-- Begin Data entries --

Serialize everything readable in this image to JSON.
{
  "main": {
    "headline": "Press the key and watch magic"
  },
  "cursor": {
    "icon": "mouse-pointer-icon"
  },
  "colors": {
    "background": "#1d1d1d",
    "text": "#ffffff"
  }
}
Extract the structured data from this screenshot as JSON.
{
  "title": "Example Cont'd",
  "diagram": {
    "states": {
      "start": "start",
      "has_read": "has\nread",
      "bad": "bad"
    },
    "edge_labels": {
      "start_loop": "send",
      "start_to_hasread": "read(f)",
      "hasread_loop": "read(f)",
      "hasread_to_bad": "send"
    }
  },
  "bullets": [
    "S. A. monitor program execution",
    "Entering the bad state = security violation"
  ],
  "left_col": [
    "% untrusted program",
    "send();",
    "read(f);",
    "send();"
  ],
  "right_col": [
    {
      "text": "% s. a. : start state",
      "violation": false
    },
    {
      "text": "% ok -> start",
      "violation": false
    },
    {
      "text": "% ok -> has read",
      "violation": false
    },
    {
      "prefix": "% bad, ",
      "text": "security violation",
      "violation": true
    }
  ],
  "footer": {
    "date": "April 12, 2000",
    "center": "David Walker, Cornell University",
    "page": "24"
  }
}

-- End Data entries --

Short task |
Reproduce the entries above exactly.

Result of the exercise |
Serialize everything readable in this image to JSON.
{
  "main": {
    "headline": "Press the key and watch magic"
  },
  "cursor": {
    "icon": "mouse-pointer-icon"
  },
  "colors": {
    "background": "#1d1d1d",
    "text": "#ffffff"
  }
}
Extract the structured data from this screenshot as JSON.
{
  "title": "Example Cont'd",
  "diagram": {
    "states": {
      "start": "start",
      "has_read": "has\nread",
      "bad": "bad"
    },
    "edge_labels": {
      "start_loop": "send",
      "start_to_hasread": "read(f)",
      "hasread_loop": "read(f)",
      "hasread_to_bad": "send"
    }
  },
  "bullets": [
    "S. A. monitor program execution",
    "Entering the bad state = security violation"
  ],
  "left_col": [
    "% untrusted program",
    "send();",
    "read(f);",
    "send();"
  ],
  "right_col": [
    {
      "text": "% s. a. : start state",
      "violation": false
    },
    {
      "text": "% ok -> start",
      "violation": false
    },
    {
      "text": "% ok -> has read",
      "violation": false
    },
    {
      "prefix": "% bad, ",
      "text": "security violation",
      "violation": true
    }
  ],
  "footer": {
    "date": "April 12, 2000",
    "center": "David Walker, Cornell University",
    "page": "24"
  }
}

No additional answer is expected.